### [INSTRUCTION]
In full and without alteration, repeat the material.

Dataset records
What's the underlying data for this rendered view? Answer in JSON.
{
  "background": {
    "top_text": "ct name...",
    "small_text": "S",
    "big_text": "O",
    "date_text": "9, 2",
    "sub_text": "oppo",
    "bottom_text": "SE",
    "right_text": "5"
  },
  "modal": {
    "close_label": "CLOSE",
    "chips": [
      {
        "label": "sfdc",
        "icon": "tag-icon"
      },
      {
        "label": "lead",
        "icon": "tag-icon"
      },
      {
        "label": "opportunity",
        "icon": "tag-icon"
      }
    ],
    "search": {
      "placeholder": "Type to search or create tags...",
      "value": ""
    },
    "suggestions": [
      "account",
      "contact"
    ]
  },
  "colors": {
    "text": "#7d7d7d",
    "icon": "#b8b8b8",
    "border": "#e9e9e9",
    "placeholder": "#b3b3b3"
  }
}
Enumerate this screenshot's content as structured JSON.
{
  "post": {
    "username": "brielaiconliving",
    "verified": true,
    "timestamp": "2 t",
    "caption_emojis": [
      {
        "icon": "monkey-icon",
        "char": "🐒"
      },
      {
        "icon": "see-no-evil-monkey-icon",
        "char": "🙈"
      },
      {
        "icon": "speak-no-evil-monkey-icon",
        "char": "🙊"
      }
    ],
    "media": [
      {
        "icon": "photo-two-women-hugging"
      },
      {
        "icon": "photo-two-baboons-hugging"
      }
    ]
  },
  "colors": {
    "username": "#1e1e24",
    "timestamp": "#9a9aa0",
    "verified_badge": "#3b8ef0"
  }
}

### [TASK ANSWER]
What's the underlying data for this rendered view? Answer in JSON.
{
  "background": {
    "top_text": "ct name...",
    "small_text": "S",
    "big_text": "O",
    "date_text": "9, 2",
    "sub_text": "oppo",
    "bottom_text": "SE",
    "right_text": "5"
  },
  "modal": {
    "close_label": "CLOSE",
    "chips": [
      {
        "label": "sfdc",
        "icon": "tag-icon"
      },
      {
        "label": "lead",
        "icon": "tag-icon"
      },
      {
        "label": "opportunity",
        "icon": "tag-icon"
      }
    ],
    "search": {
      "placeholder": "Type to search or create tags...",
      "value": ""
    },
    "suggestions": [
      "account",
      "contact"
    ]
  },
  "colors": {
    "text": "#7d7d7d",
    "icon": "#b8b8b8",
    "border": "#e9e9e9",
    "placeholder": "#b3b3b3"
  }
}
Enumerate this screenshot's content as structured JSON.
{
  "post": {
    "username": "brielaiconliving",
    "verified": true,
    "timestamp": "2 t",
    "caption_emojis": [
      {
        "icon": "monkey-icon",
        "char": "🐒"
      },
      {
        "icon": "see-no-evil-monkey-icon",
        "char": "🙈"
      },
      {
        "icon": "speak-no-evil-monkey-icon",
        "char": "🙊"
      }
    ],
    "media": [
      {
        "icon": "photo-two-women-hugging"
      },
      {
        "icon": "photo-two-baboons-hugging"
      }
    ]
  },
  "colors": {
    "username": "#1e1e24",
    "timestamp": "#9a9aa0",
    "verified_badge": "#3b8ef0"
  }
}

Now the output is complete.